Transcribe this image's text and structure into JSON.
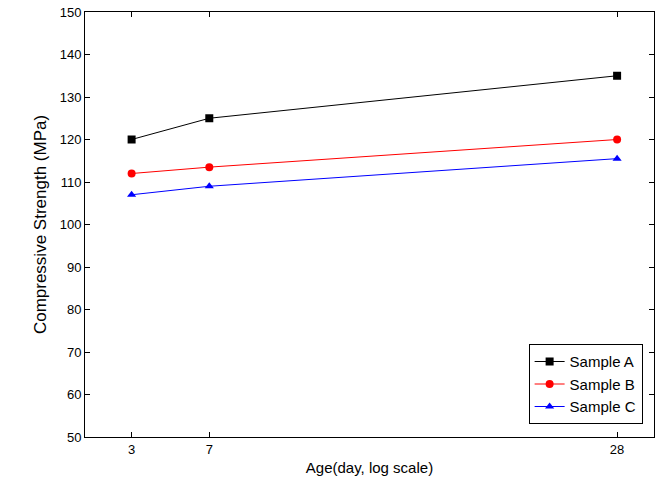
{
  "chart_data": {
    "type": "line",
    "x_label": "Age(day, log scale)",
    "y_label": "Compressive Strength (MPa)",
    "x": [
      3,
      7,
      28
    ],
    "series": [
      {
        "name": "Sample A",
        "color": "#000000",
        "marker": "square",
        "values": [
          120,
          125,
          135
        ]
      },
      {
        "name": "Sample B",
        "color": "#ff0000",
        "marker": "circle",
        "values": [
          112,
          113.5,
          120
        ]
      },
      {
        "name": "Sample C",
        "color": "#0000ff",
        "marker": "triangle-up",
        "values": [
          107,
          109,
          115.5
        ]
      }
    ],
    "xlim": [
      0.6,
      29.9
    ],
    "xticks": [
      3,
      7,
      28
    ],
    "ylim": [
      50,
      150
    ],
    "yticks": [
      50,
      60,
      70,
      80,
      90,
      100,
      110,
      120,
      130,
      140,
      150
    ],
    "grid": false,
    "legend": "bottom-right"
  }
}
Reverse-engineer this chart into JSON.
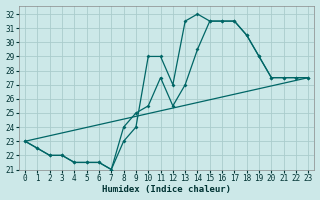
{
  "xlabel": "Humidex (Indice chaleur)",
  "ylabel": "",
  "bg_color": "#cce8e8",
  "grid_color": "#aacccc",
  "line_color": "#006666",
  "xlim": [
    -0.5,
    23.5
  ],
  "ylim": [
    21,
    32.6
  ],
  "yticks": [
    21,
    22,
    23,
    24,
    25,
    26,
    27,
    28,
    29,
    30,
    31,
    32
  ],
  "xticks": [
    0,
    1,
    2,
    3,
    4,
    5,
    6,
    7,
    8,
    9,
    10,
    11,
    12,
    13,
    14,
    15,
    16,
    17,
    18,
    19,
    20,
    21,
    22,
    23
  ],
  "line1_x": [
    0,
    1,
    2,
    3,
    4,
    5,
    6,
    7,
    8,
    9,
    10,
    11,
    12,
    13,
    14,
    15,
    16,
    17,
    18,
    19,
    20,
    21,
    22,
    23
  ],
  "line1_y": [
    23.0,
    22.5,
    22.0,
    22.0,
    21.5,
    21.5,
    21.5,
    21.0,
    23.0,
    24.0,
    29.0,
    29.0,
    27.0,
    31.5,
    32.0,
    31.5,
    31.5,
    31.5,
    30.5,
    29.0,
    27.5,
    27.5,
    27.5,
    27.5
  ],
  "line2_x": [
    0,
    1,
    2,
    3,
    4,
    5,
    6,
    7,
    8,
    9,
    10,
    11,
    12,
    13,
    14,
    15,
    16,
    17,
    18,
    19,
    20,
    21,
    22,
    23
  ],
  "line2_y": [
    23.0,
    22.5,
    22.0,
    22.0,
    21.5,
    21.5,
    21.5,
    21.0,
    24.0,
    25.0,
    25.5,
    27.5,
    25.5,
    27.0,
    29.5,
    31.5,
    31.5,
    31.5,
    30.5,
    29.0,
    27.5,
    27.5,
    27.5,
    27.5
  ],
  "line3_x": [
    0,
    23
  ],
  "line3_y": [
    23.0,
    27.5
  ]
}
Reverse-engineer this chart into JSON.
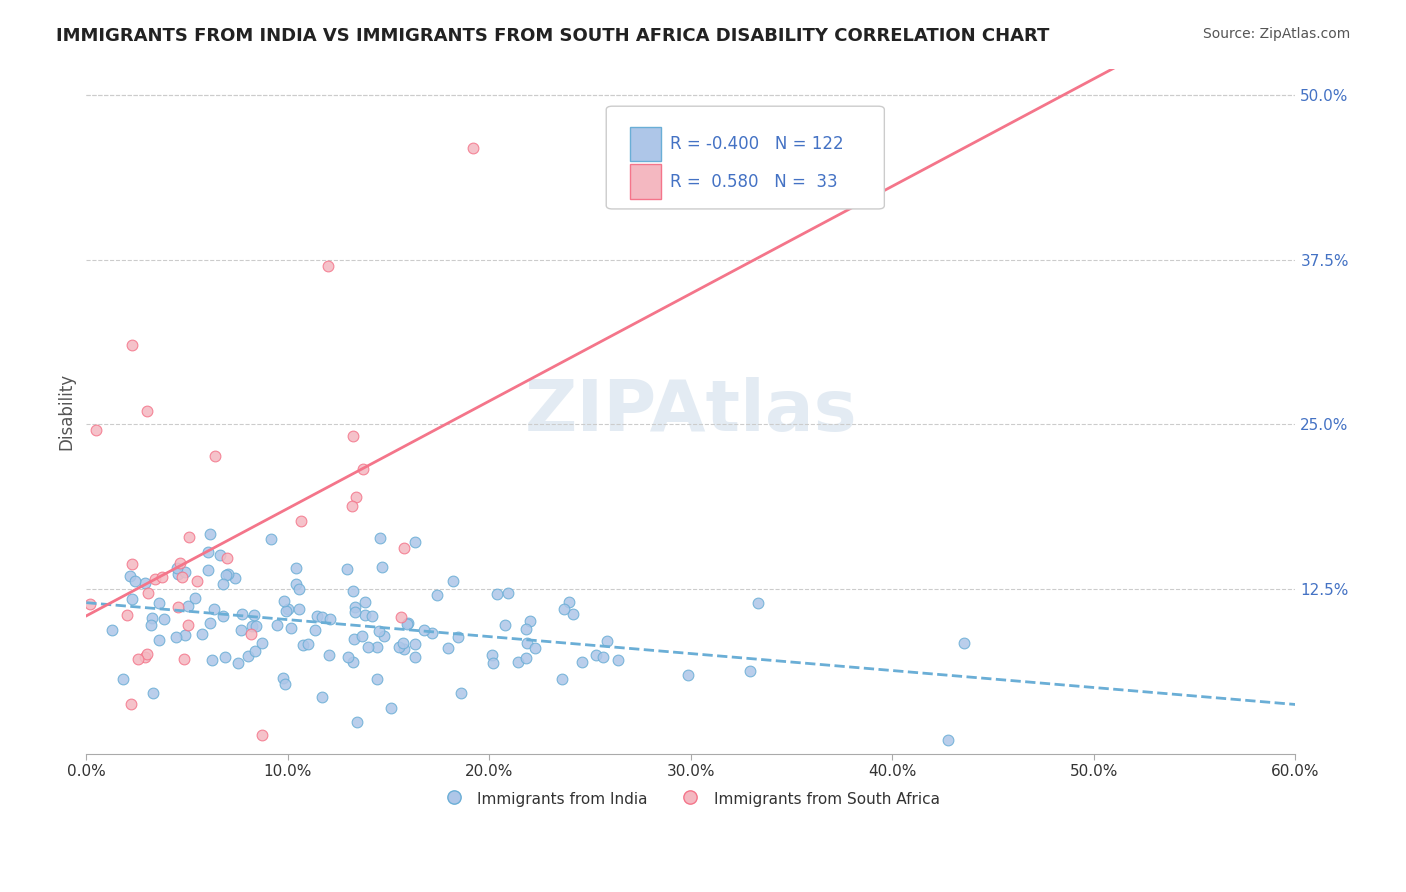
{
  "title": "IMMIGRANTS FROM INDIA VS IMMIGRANTS FROM SOUTH AFRICA DISABILITY CORRELATION CHART",
  "source": "Source: ZipAtlas.com",
  "xlabel_india": "Immigrants from India",
  "xlabel_sa": "Immigrants from South Africa",
  "ylabel": "Disability",
  "xlim": [
    0.0,
    0.6
  ],
  "ylim": [
    0.0,
    0.52
  ],
  "xticks": [
    0.0,
    0.1,
    0.2,
    0.3,
    0.4,
    0.5,
    0.6
  ],
  "xtick_labels": [
    "0.0%",
    "10.0%",
    "20.0%",
    "30.0%",
    "40.0%",
    "50.0%",
    "60.0%"
  ],
  "ytick_labels_right": [
    "12.5%",
    "25.0%",
    "37.5%",
    "50.0%"
  ],
  "ytick_vals_right": [
    0.125,
    0.25,
    0.375,
    0.5
  ],
  "R_india": -0.4,
  "N_india": 122,
  "R_sa": 0.58,
  "N_sa": 33,
  "color_india": "#aec6e8",
  "color_sa": "#f4b8c1",
  "line_color_india": "#6aaed6",
  "line_color_sa": "#f4758a",
  "legend_text_color": "#4472c4",
  "background_color": "#ffffff",
  "watermark_text": "ZIPAtlas",
  "watermark_color": "#c8d8e8",
  "seed": 42
}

****************************************

> _Aim of the task_
Pictures are not part of the copy; output everything else in the records exactly.

> _Result of this task_
Transcribe this image's text and structure into JSON.
{
  "chart_data": {
    "type": "line",
    "x_label": "Age(day, log scale)",
    "y_label": "Compressive Strength (MPa)",
    "x": [
      3,
      7,
      28
    ],
    "series": [
      {
        "name": "Sample A",
        "color": "#000000",
        "marker": "square",
        "values": [
          120,
          125,
          135
        ]
      },
      {
        "name": "Sample B",
        "color": "#ff0000",
        "marker": "circle",
        "values": [
          112,
          113.5,
          120
        ]
      },
      {
        "name": "Sample C",
        "color": "#0000ff",
        "marker": "triangle-up",
        "values": [
          107,
          109,
          115.5
        ]
      }
    ],
    "xlim": [
      0.6,
      29.9
    ],
    "xticks": [
      3,
      7,
      28
    ],
    "ylim": [
      50,
      150
    ],
    "yticks": [
      50,
      60,
      70,
      80,
      90,
      100,
      110,
      120,
      130,
      140,
      150
    ],
    "grid": false,
    "legend": "bottom-right"
  }
}
Reverse-engineer this chart into JSON.
{
  "xlabel": "Humidex (Indice chaleur)",
  "ylabel": "",
  "bg_color": "#cce8e8",
  "grid_color": "#aacccc",
  "line_color": "#006666",
  "xlim": [
    -0.5,
    23.5
  ],
  "ylim": [
    21,
    32.6
  ],
  "yticks": [
    21,
    22,
    23,
    24,
    25,
    26,
    27,
    28,
    29,
    30,
    31,
    32
  ],
  "xticks": [
    0,
    1,
    2,
    3,
    4,
    5,
    6,
    7,
    8,
    9,
    10,
    11,
    12,
    13,
    14,
    15,
    16,
    17,
    18,
    19,
    20,
    21,
    22,
    23
  ],
  "line1_x": [
    0,
    1,
    2,
    3,
    4,
    5,
    6,
    7,
    8,
    9,
    10,
    11,
    12,
    13,
    14,
    15,
    16,
    17,
    18,
    19,
    20,
    21,
    22,
    23
  ],
  "line1_y": [
    23.0,
    22.5,
    22.0,
    22.0,
    21.5,
    21.5,
    21.5,
    21.0,
    23.0,
    24.0,
    29.0,
    29.0,
    27.0,
    31.5,
    32.0,
    31.5,
    31.5,
    31.5,
    30.5,
    29.0,
    27.5,
    27.5,
    27.5,
    27.5
  ],
  "line2_x": [
    0,
    1,
    2,
    3,
    4,
    5,
    6,
    7,
    8,
    9,
    10,
    11,
    12,
    13,
    14,
    15,
    16,
    17,
    18,
    19,
    20,
    21,
    22,
    23
  ],
  "line2_y": [
    23.0,
    22.5,
    22.0,
    22.0,
    21.5,
    21.5,
    21.5,
    21.0,
    24.0,
    25.0,
    25.5,
    27.5,
    25.5,
    27.0,
    29.5,
    31.5,
    31.5,
    31.5,
    30.5,
    29.0,
    27.5,
    27.5,
    27.5,
    27.5
  ],
  "line3_x": [
    0,
    23
  ],
  "line3_y": [
    23.0,
    27.5
  ]
}
Reverse-engineer this chart into JSON.
{
  "title": "IMMIGRANTS FROM INDIA VS IMMIGRANTS FROM SOUTH AFRICA DISABILITY CORRELATION CHART",
  "source": "Source: ZipAtlas.com",
  "xlabel_india": "Immigrants from India",
  "xlabel_sa": "Immigrants from South Africa",
  "ylabel": "Disability",
  "xlim": [
    0.0,
    0.6
  ],
  "ylim": [
    0.0,
    0.52
  ],
  "xticks": [
    0.0,
    0.1,
    0.2,
    0.3,
    0.4,
    0.5,
    0.6
  ],
  "xtick_labels": [
    "0.0%",
    "10.0%",
    "20.0%",
    "30.0%",
    "40.0%",
    "50.0%",
    "60.0%"
  ],
  "ytick_labels_right": [
    "12.5%",
    "25.0%",
    "37.5%",
    "50.0%"
  ],
  "ytick_vals_right": [
    0.125,
    0.25,
    0.375,
    0.5
  ],
  "R_india": -0.4,
  "N_india": 122,
  "R_sa": 0.58,
  "N_sa": 33,
  "color_india": "#aec6e8",
  "color_sa": "#f4b8c1",
  "line_color_india": "#6aaed6",
  "line_color_sa": "#f4758a",
  "legend_text_color": "#4472c4",
  "background_color": "#ffffff",
  "watermark_text": "ZIPAtlas",
  "watermark_color": "#c8d8e8",
  "seed": 42
}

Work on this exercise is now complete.